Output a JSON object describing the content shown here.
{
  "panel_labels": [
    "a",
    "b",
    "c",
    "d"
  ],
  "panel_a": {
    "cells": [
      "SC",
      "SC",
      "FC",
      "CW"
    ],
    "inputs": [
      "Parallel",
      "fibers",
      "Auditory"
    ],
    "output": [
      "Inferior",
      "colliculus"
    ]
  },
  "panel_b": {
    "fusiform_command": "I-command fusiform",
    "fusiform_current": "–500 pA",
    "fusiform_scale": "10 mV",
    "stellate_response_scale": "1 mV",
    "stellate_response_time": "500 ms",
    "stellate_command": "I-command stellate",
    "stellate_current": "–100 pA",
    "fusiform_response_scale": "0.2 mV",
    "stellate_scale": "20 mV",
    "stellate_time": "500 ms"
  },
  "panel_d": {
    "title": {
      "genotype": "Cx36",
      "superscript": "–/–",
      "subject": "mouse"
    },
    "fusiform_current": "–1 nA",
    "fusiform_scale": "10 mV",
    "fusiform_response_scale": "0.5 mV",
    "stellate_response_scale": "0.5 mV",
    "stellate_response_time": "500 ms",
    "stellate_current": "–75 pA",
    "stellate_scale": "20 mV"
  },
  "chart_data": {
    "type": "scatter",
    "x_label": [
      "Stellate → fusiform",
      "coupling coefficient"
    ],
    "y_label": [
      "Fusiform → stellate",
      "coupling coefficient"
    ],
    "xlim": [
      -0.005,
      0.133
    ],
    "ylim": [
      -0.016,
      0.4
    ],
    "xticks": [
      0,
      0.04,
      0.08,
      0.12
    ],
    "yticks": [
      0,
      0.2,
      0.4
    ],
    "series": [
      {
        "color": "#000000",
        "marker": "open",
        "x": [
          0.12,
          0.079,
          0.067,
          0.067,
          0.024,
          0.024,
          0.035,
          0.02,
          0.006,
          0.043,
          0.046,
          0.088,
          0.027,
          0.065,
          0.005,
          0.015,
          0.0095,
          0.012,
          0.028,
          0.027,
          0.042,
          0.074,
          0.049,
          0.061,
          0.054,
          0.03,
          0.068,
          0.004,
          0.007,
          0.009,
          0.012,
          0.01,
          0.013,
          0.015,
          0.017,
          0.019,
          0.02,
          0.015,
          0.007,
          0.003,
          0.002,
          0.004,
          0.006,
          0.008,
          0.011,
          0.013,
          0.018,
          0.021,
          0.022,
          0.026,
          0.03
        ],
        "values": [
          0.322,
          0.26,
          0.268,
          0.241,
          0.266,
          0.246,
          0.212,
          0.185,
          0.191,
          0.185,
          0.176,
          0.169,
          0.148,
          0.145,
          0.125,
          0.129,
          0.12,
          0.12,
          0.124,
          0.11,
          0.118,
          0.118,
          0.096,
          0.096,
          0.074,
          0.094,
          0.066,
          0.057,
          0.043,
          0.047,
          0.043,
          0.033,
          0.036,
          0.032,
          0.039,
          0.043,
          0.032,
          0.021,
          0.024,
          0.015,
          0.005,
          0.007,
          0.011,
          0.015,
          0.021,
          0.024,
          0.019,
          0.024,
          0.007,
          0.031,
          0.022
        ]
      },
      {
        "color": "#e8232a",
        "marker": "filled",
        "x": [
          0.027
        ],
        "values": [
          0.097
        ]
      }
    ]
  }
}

__________________________________________________

REQUIREMENT - Copy all lines from the entries that contain the word "command".

FINAL RESULT -
    "fusiform_command": "I-command fusiform",
    "stellate_command": "I-command stellate",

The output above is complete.